#### [The task]
Look through the data for the string "Properties". Copy every line where it is found.

## Begin Records

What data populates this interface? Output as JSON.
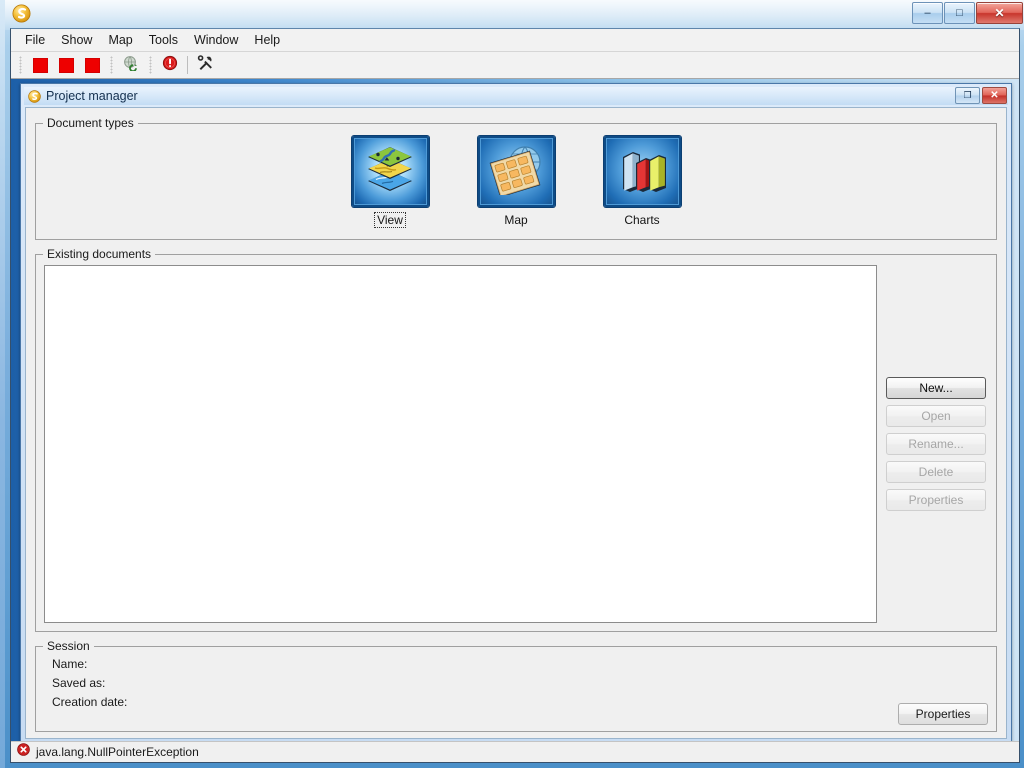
{
  "window": {
    "app_icon": "app-logo-icon",
    "minimize_glyph": "–",
    "maximize_glyph": "□",
    "close_glyph": "✕"
  },
  "menubar": {
    "items": [
      {
        "label": "File"
      },
      {
        "label": "Show"
      },
      {
        "label": "Map"
      },
      {
        "label": "Tools"
      },
      {
        "label": "Window"
      },
      {
        "label": "Help"
      }
    ]
  },
  "toolbar": {
    "buttons": [
      {
        "name": "red-square-button-1",
        "icon": "red-square-icon"
      },
      {
        "name": "red-square-button-2",
        "icon": "red-square-icon"
      },
      {
        "name": "red-square-button-3",
        "icon": "red-square-icon"
      },
      {
        "name": "globe-refresh-button",
        "icon": "globe-refresh-icon"
      },
      {
        "name": "error-button",
        "icon": "error-circle-icon"
      },
      {
        "name": "tools-button",
        "icon": "hammer-wrench-icon"
      }
    ]
  },
  "internal_frame": {
    "title": "Project manager",
    "icon": "project-icon",
    "restore_glyph": "❐",
    "close_glyph": "✕"
  },
  "document_types": {
    "group_title": "Document types",
    "items": [
      {
        "label": "View",
        "icon": "layers-view-icon",
        "selected": true
      },
      {
        "label": "Map",
        "icon": "map-globe-icon",
        "selected": false
      },
      {
        "label": "Charts",
        "icon": "bar-charts-icon",
        "selected": false
      }
    ]
  },
  "existing_documents": {
    "group_title": "Existing documents",
    "list_items": [],
    "buttons": [
      {
        "label": "New...",
        "enabled": true,
        "default": true
      },
      {
        "label": "Open",
        "enabled": false,
        "default": false
      },
      {
        "label": "Rename...",
        "enabled": false,
        "default": false
      },
      {
        "label": "Delete",
        "enabled": false,
        "default": false
      },
      {
        "label": "Properties",
        "enabled": false,
        "default": false
      }
    ]
  },
  "session": {
    "group_title": "Session",
    "fields": [
      {
        "label": "Name:",
        "value": ""
      },
      {
        "label": "Saved as:",
        "value": ""
      },
      {
        "label": "Creation date:",
        "value": ""
      }
    ],
    "properties_button": "Properties"
  },
  "statusbar": {
    "icon": "error-circle-icon",
    "message": "java.lang.NullPointerException"
  },
  "colors": {
    "frame_blue": "#4a8fc8",
    "accent_red": "#ee0000",
    "error_red": "#cc2222",
    "icon_blue": "#1f6db5",
    "panel_bg": "#f0f0f0"
  }
}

## End Records

#### [Solved exercise]
        "label": "Properties",
    "properties_button": "Properties"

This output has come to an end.